▸ Challenge
Read the material below and count the lines holding the string "SYSDATE". Give that count with nothing added.

▸ Data for this task

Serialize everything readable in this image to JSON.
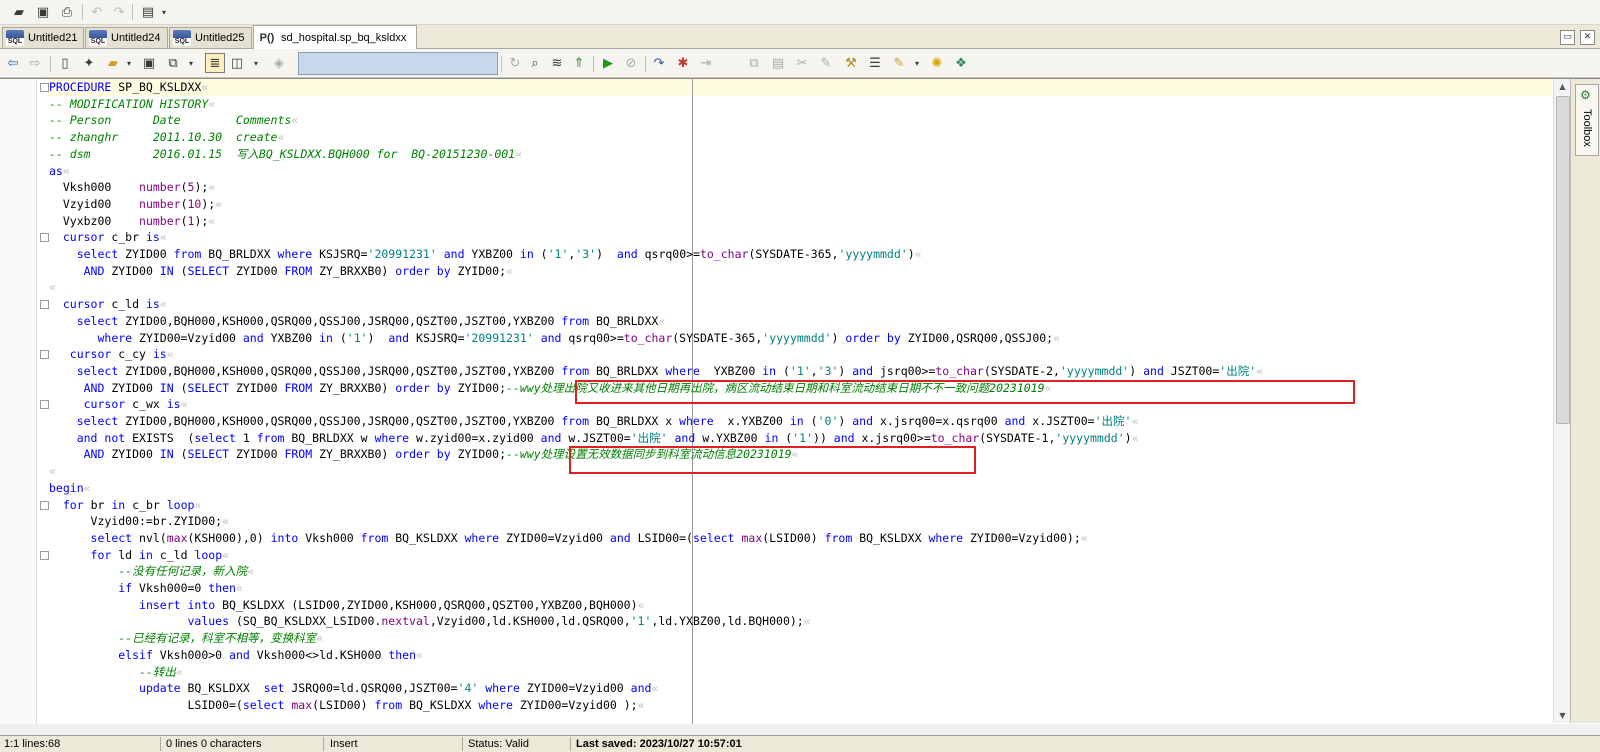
{
  "tabs": [
    {
      "label": "Untitled21",
      "type": "SQL"
    },
    {
      "label": "Untitled24",
      "type": "SQL"
    },
    {
      "label": "Untitled25",
      "type": "SQL"
    },
    {
      "label": "sd_hospital.sp_bq_ksldxx",
      "type": "P()"
    }
  ],
  "side_panel": {
    "toolbox_label": "Toolbox"
  },
  "status": {
    "position": "1:1 lines:68",
    "selection": "0 lines 0 characters",
    "mode": "Insert",
    "validity": "Status: Valid",
    "last_saved": "Last saved: 2023/10/27 10:57:01"
  },
  "code_lines": [
    {
      "segments": [
        {
          "t": "PROCEDURE",
          "c": "kw"
        },
        {
          "t": " SP_BQ_KSLDXX"
        },
        {
          "t": "«",
          "c": "para"
        }
      ]
    },
    {
      "segments": [
        {
          "t": "-- MODIFICATION HISTORY",
          "c": "cm"
        },
        {
          "t": "«",
          "c": "para"
        }
      ]
    },
    {
      "segments": [
        {
          "t": "-- Person      Date        Comments",
          "c": "cm"
        },
        {
          "t": "«",
          "c": "para"
        }
      ]
    },
    {
      "segments": [
        {
          "t": "-- zhanghr     2011.10.30  create",
          "c": "cm"
        },
        {
          "t": "«",
          "c": "para"
        }
      ]
    },
    {
      "segments": [
        {
          "t": "-- dsm         2016.01.15  写入BQ_KSLDXX.BQH000 for  BQ-20151230-001",
          "c": "cm"
        },
        {
          "t": "«",
          "c": "para"
        }
      ]
    },
    {
      "segments": [
        {
          "t": "as",
          "c": "kw"
        },
        {
          "t": "«",
          "c": "para"
        }
      ]
    },
    {
      "segments": [
        {
          "t": "  Vksh000    "
        },
        {
          "t": "number",
          "c": "fn"
        },
        {
          "t": "("
        },
        {
          "t": "5",
          "c": "num"
        },
        {
          "t": ");"
        },
        {
          "t": "«",
          "c": "para"
        }
      ]
    },
    {
      "segments": [
        {
          "t": "  Vzyid00    "
        },
        {
          "t": "number",
          "c": "fn"
        },
        {
          "t": "("
        },
        {
          "t": "10",
          "c": "num"
        },
        {
          "t": ");"
        },
        {
          "t": "«",
          "c": "para"
        }
      ]
    },
    {
      "segments": [
        {
          "t": "  Vyxbz00    "
        },
        {
          "t": "number",
          "c": "fn"
        },
        {
          "t": "("
        },
        {
          "t": "1",
          "c": "num"
        },
        {
          "t": ");"
        },
        {
          "t": "«",
          "c": "para"
        }
      ]
    },
    {
      "segments": [
        {
          "t": "  "
        },
        {
          "t": "cursor",
          "c": "kw"
        },
        {
          "t": " c_br "
        },
        {
          "t": "is",
          "c": "kw"
        },
        {
          "t": "«",
          "c": "para"
        }
      ]
    },
    {
      "segments": [
        {
          "t": "    "
        },
        {
          "t": "select",
          "c": "kw"
        },
        {
          "t": " ZYID00 "
        },
        {
          "t": "from",
          "c": "kw"
        },
        {
          "t": " BQ_BRLDXX "
        },
        {
          "t": "where",
          "c": "kw"
        },
        {
          "t": " KSJSRQ="
        },
        {
          "t": "'20991231'",
          "c": "str"
        },
        {
          "t": " "
        },
        {
          "t": "and",
          "c": "kw"
        },
        {
          "t": " YXBZ00 "
        },
        {
          "t": "in",
          "c": "kw"
        },
        {
          "t": " ("
        },
        {
          "t": "'1'",
          "c": "str"
        },
        {
          "t": ","
        },
        {
          "t": "'3'",
          "c": "str"
        },
        {
          "t": ")  "
        },
        {
          "t": "and",
          "c": "kw"
        },
        {
          "t": " qsrq00>="
        },
        {
          "t": "to_char",
          "c": "fn"
        },
        {
          "t": "(SYSDATE-365,"
        },
        {
          "t": "'yyyymmdd'",
          "c": "str"
        },
        {
          "t": ")"
        },
        {
          "t": "«",
          "c": "para"
        }
      ]
    },
    {
      "segments": [
        {
          "t": "     "
        },
        {
          "t": "AND",
          "c": "kw"
        },
        {
          "t": " ZYID00 "
        },
        {
          "t": "IN",
          "c": "kw"
        },
        {
          "t": " ("
        },
        {
          "t": "SELECT",
          "c": "kw"
        },
        {
          "t": " ZYID00 "
        },
        {
          "t": "FROM",
          "c": "kw"
        },
        {
          "t": " ZY_BRXXB0) "
        },
        {
          "t": "order by",
          "c": "kw"
        },
        {
          "t": " ZYID00;"
        },
        {
          "t": "«",
          "c": "para"
        }
      ]
    },
    {
      "segments": [
        {
          "t": "«",
          "c": "para"
        }
      ]
    },
    {
      "segments": [
        {
          "t": "  "
        },
        {
          "t": "cursor",
          "c": "kw"
        },
        {
          "t": " c_ld "
        },
        {
          "t": "is",
          "c": "kw"
        },
        {
          "t": "«",
          "c": "para"
        }
      ]
    },
    {
      "segments": [
        {
          "t": "    "
        },
        {
          "t": "select",
          "c": "kw"
        },
        {
          "t": " ZYID00,BQH000,KSH000,QSRQ00,QSSJ00,JSRQ00,QSZT00,JSZT00,YXBZ00 "
        },
        {
          "t": "from",
          "c": "kw"
        },
        {
          "t": " BQ_BRLDXX"
        },
        {
          "t": "«",
          "c": "para"
        }
      ]
    },
    {
      "segments": [
        {
          "t": "       "
        },
        {
          "t": "where",
          "c": "kw"
        },
        {
          "t": " ZYID00=Vzyid00 "
        },
        {
          "t": "and",
          "c": "kw"
        },
        {
          "t": " YXBZ00 "
        },
        {
          "t": "in",
          "c": "kw"
        },
        {
          "t": " ("
        },
        {
          "t": "'1'",
          "c": "str"
        },
        {
          "t": ")  "
        },
        {
          "t": "and",
          "c": "kw"
        },
        {
          "t": " KSJSRQ="
        },
        {
          "t": "'20991231'",
          "c": "str"
        },
        {
          "t": " "
        },
        {
          "t": "and",
          "c": "kw"
        },
        {
          "t": " qsrq00>="
        },
        {
          "t": "to_char",
          "c": "fn"
        },
        {
          "t": "(SYSDATE-365,"
        },
        {
          "t": "'yyyymmdd'",
          "c": "str"
        },
        {
          "t": ") "
        },
        {
          "t": "order by",
          "c": "kw"
        },
        {
          "t": " ZYID00,QSRQ00,QSSJ00;"
        },
        {
          "t": "«",
          "c": "para"
        }
      ]
    },
    {
      "segments": [
        {
          "t": "   "
        },
        {
          "t": "cursor",
          "c": "kw"
        },
        {
          "t": " c_cy "
        },
        {
          "t": "is",
          "c": "kw"
        },
        {
          "t": "«",
          "c": "para"
        }
      ]
    },
    {
      "segments": [
        {
          "t": "    "
        },
        {
          "t": "select",
          "c": "kw"
        },
        {
          "t": " ZYID00,BQH000,KSH000,QSRQ00,QSSJ00,JSRQ00,QSZT00,JSZT00,YXBZ00 "
        },
        {
          "t": "from",
          "c": "kw"
        },
        {
          "t": " BQ_BRLDXX "
        },
        {
          "t": "where",
          "c": "kw"
        },
        {
          "t": "  YXBZ00 "
        },
        {
          "t": "in",
          "c": "kw"
        },
        {
          "t": " ("
        },
        {
          "t": "'1'",
          "c": "str"
        },
        {
          "t": ","
        },
        {
          "t": "'3'",
          "c": "str"
        },
        {
          "t": ") "
        },
        {
          "t": "and",
          "c": "kw"
        },
        {
          "t": " jsrq00>="
        },
        {
          "t": "to_char",
          "c": "fn"
        },
        {
          "t": "(SYSDATE-2,"
        },
        {
          "t": "'yyyymmdd'",
          "c": "str"
        },
        {
          "t": ") "
        },
        {
          "t": "and",
          "c": "kw"
        },
        {
          "t": " JSZT00="
        },
        {
          "t": "'出院'",
          "c": "str"
        },
        {
          "t": "«",
          "c": "para"
        }
      ]
    },
    {
      "segments": [
        {
          "t": "     "
        },
        {
          "t": "AND",
          "c": "kw"
        },
        {
          "t": " ZYID00 "
        },
        {
          "t": "IN",
          "c": "kw"
        },
        {
          "t": " ("
        },
        {
          "t": "SELECT",
          "c": "kw"
        },
        {
          "t": " ZYID00 "
        },
        {
          "t": "FROM",
          "c": "kw"
        },
        {
          "t": " ZY_BRXXB0) "
        },
        {
          "t": "order by",
          "c": "kw"
        },
        {
          "t": " ZYID00;"
        },
        {
          "t": "--wwy处理出院又收进来其他日期再出院，病区流动结束日期和科室流动结束日期不不一致问题20231019",
          "c": "cm"
        },
        {
          "t": "«",
          "c": "para"
        }
      ]
    },
    {
      "segments": [
        {
          "t": "     "
        },
        {
          "t": "cursor",
          "c": "kw"
        },
        {
          "t": " c_wx "
        },
        {
          "t": "is",
          "c": "kw"
        },
        {
          "t": "«",
          "c": "para"
        }
      ]
    },
    {
      "segments": [
        {
          "t": "    "
        },
        {
          "t": "select",
          "c": "kw"
        },
        {
          "t": " ZYID00,BQH000,KSH000,QSRQ00,QSSJ00,JSRQ00,QSZT00,JSZT00,YXBZ00 "
        },
        {
          "t": "from",
          "c": "kw"
        },
        {
          "t": " BQ_BRLDXX x "
        },
        {
          "t": "where",
          "c": "kw"
        },
        {
          "t": "  x.YXBZ00 "
        },
        {
          "t": "in",
          "c": "kw"
        },
        {
          "t": " ("
        },
        {
          "t": "'0'",
          "c": "str"
        },
        {
          "t": ") "
        },
        {
          "t": "and",
          "c": "kw"
        },
        {
          "t": " x.jsrq00=x.qsrq00 "
        },
        {
          "t": "and",
          "c": "kw"
        },
        {
          "t": " x.JSZT00="
        },
        {
          "t": "'出院'",
          "c": "str"
        },
        {
          "t": "«",
          "c": "para"
        }
      ]
    },
    {
      "segments": [
        {
          "t": "    "
        },
        {
          "t": "and not",
          "c": "kw"
        },
        {
          "t": " EXISTS  ("
        },
        {
          "t": "select",
          "c": "kw"
        },
        {
          "t": " 1 "
        },
        {
          "t": "from",
          "c": "kw"
        },
        {
          "t": " BQ_BRLDXX w "
        },
        {
          "t": "where",
          "c": "kw"
        },
        {
          "t": " w.zyid00=x.zyid00 "
        },
        {
          "t": "and",
          "c": "kw"
        },
        {
          "t": " w.JSZT00="
        },
        {
          "t": "'出院'",
          "c": "str"
        },
        {
          "t": " "
        },
        {
          "t": "and",
          "c": "kw"
        },
        {
          "t": " w.YXBZ00 "
        },
        {
          "t": "in",
          "c": "kw"
        },
        {
          "t": " ("
        },
        {
          "t": "'1'",
          "c": "str"
        },
        {
          "t": ")) "
        },
        {
          "t": "and",
          "c": "kw"
        },
        {
          "t": " x.jsrq00>="
        },
        {
          "t": "to_char",
          "c": "fn"
        },
        {
          "t": "(SYSDATE-1,"
        },
        {
          "t": "'yyyymmdd'",
          "c": "str"
        },
        {
          "t": ")"
        },
        {
          "t": "«",
          "c": "para"
        }
      ]
    },
    {
      "segments": [
        {
          "t": "     "
        },
        {
          "t": "AND",
          "c": "kw"
        },
        {
          "t": " ZYID00 "
        },
        {
          "t": "IN",
          "c": "kw"
        },
        {
          "t": " ("
        },
        {
          "t": "SELECT",
          "c": "kw"
        },
        {
          "t": " ZYID00 "
        },
        {
          "t": "FROM",
          "c": "kw"
        },
        {
          "t": " ZY_BRXXB0) "
        },
        {
          "t": "order by",
          "c": "kw"
        },
        {
          "t": " ZYID00;"
        },
        {
          "t": "--wwy处理设置无效数据同步到科室流动信息20231019",
          "c": "cm"
        },
        {
          "t": "«",
          "c": "para"
        }
      ]
    },
    {
      "segments": [
        {
          "t": "«",
          "c": "para"
        }
      ]
    },
    {
      "segments": [
        {
          "t": "begin",
          "c": "kw"
        },
        {
          "t": "«",
          "c": "para"
        }
      ]
    },
    {
      "segments": [
        {
          "t": "  "
        },
        {
          "t": "for",
          "c": "kw"
        },
        {
          "t": " br "
        },
        {
          "t": "in",
          "c": "kw"
        },
        {
          "t": " c_br "
        },
        {
          "t": "loop",
          "c": "kw"
        },
        {
          "t": "«",
          "c": "para"
        }
      ]
    },
    {
      "segments": [
        {
          "t": "      Vzyid00:=br.ZYID00;"
        },
        {
          "t": "«",
          "c": "para"
        }
      ]
    },
    {
      "segments": [
        {
          "t": "      "
        },
        {
          "t": "select",
          "c": "kw"
        },
        {
          "t": " nvl("
        },
        {
          "t": "max",
          "c": "fn"
        },
        {
          "t": "(KSH000),0) "
        },
        {
          "t": "into",
          "c": "kw"
        },
        {
          "t": " Vksh000 "
        },
        {
          "t": "from",
          "c": "kw"
        },
        {
          "t": " BQ_KSLDXX "
        },
        {
          "t": "where",
          "c": "kw"
        },
        {
          "t": " ZYID00=Vzyid00 "
        },
        {
          "t": "and",
          "c": "kw"
        },
        {
          "t": " LSID00=("
        },
        {
          "t": "select",
          "c": "kw"
        },
        {
          "t": " "
        },
        {
          "t": "max",
          "c": "fn"
        },
        {
          "t": "(LSID00) "
        },
        {
          "t": "from",
          "c": "kw"
        },
        {
          "t": " BQ_KSLDXX "
        },
        {
          "t": "where",
          "c": "kw"
        },
        {
          "t": " ZYID00=Vzyid00);"
        },
        {
          "t": "«",
          "c": "para"
        }
      ]
    },
    {
      "segments": [
        {
          "t": "      "
        },
        {
          "t": "for",
          "c": "kw"
        },
        {
          "t": " ld "
        },
        {
          "t": "in",
          "c": "kw"
        },
        {
          "t": " c_ld "
        },
        {
          "t": "loop",
          "c": "kw"
        },
        {
          "t": "«",
          "c": "para"
        }
      ]
    },
    {
      "segments": [
        {
          "t": "          "
        },
        {
          "t": "--没有任何记录，新入院",
          "c": "cm"
        },
        {
          "t": "«",
          "c": "para"
        }
      ]
    },
    {
      "segments": [
        {
          "t": "          "
        },
        {
          "t": "if",
          "c": "kw"
        },
        {
          "t": " Vksh000=0 "
        },
        {
          "t": "then",
          "c": "kw"
        },
        {
          "t": "«",
          "c": "para"
        }
      ]
    },
    {
      "segments": [
        {
          "t": "             "
        },
        {
          "t": "insert into",
          "c": "kw"
        },
        {
          "t": " BQ_KSLDXX (LSID00,ZYID00,KSH000,QSRQ00,QSZT00,YXBZ00,BQH000)"
        },
        {
          "t": "«",
          "c": "para"
        }
      ]
    },
    {
      "segments": [
        {
          "t": "                    "
        },
        {
          "t": "values",
          "c": "kw"
        },
        {
          "t": " (SQ_BQ_KSLDXX_LSID00."
        },
        {
          "t": "nextval",
          "c": "fn"
        },
        {
          "t": ",Vzyid00,ld.KSH000,ld.QSRQ00,"
        },
        {
          "t": "'1'",
          "c": "str"
        },
        {
          "t": ",ld.YXBZ00,ld.BQH000);"
        },
        {
          "t": "«",
          "c": "para"
        }
      ]
    },
    {
      "segments": [
        {
          "t": "          "
        },
        {
          "t": "--已经有记录，科室不相等，变换科室",
          "c": "cm"
        },
        {
          "t": "«",
          "c": "para"
        }
      ]
    },
    {
      "segments": [
        {
          "t": "          "
        },
        {
          "t": "elsif",
          "c": "kw"
        },
        {
          "t": " Vksh000>0 "
        },
        {
          "t": "and",
          "c": "kw"
        },
        {
          "t": " Vksh000<>ld.KSH000 "
        },
        {
          "t": "then",
          "c": "kw"
        },
        {
          "t": "«",
          "c": "para"
        }
      ]
    },
    {
      "segments": [
        {
          "t": "             "
        },
        {
          "t": "--转出",
          "c": "cm"
        },
        {
          "t": "«",
          "c": "para"
        }
      ]
    },
    {
      "segments": [
        {
          "t": "             "
        },
        {
          "t": "update",
          "c": "kw"
        },
        {
          "t": " BQ_KSLDXX  "
        },
        {
          "t": "set",
          "c": "kw"
        },
        {
          "t": " JSRQ00=ld.QSRQ00,JSZT00="
        },
        {
          "t": "'4'",
          "c": "str"
        },
        {
          "t": " "
        },
        {
          "t": "where",
          "c": "kw"
        },
        {
          "t": " ZYID00=Vzyid00 "
        },
        {
          "t": "and",
          "c": "kw"
        },
        {
          "t": "«",
          "c": "para"
        }
      ]
    },
    {
      "segments": [
        {
          "t": "                    LSID00=("
        },
        {
          "t": "select",
          "c": "kw"
        },
        {
          "t": " "
        },
        {
          "t": "max",
          "c": "fn"
        },
        {
          "t": "(LSID00) "
        },
        {
          "t": "from",
          "c": "kw"
        },
        {
          "t": " BQ_KSLDXX "
        },
        {
          "t": "where",
          "c": "kw"
        },
        {
          "t": " ZYID00=Vzyid00 );"
        },
        {
          "t": "«",
          "c": "para"
        }
      ]
    }
  ]
}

▸ Full answer
4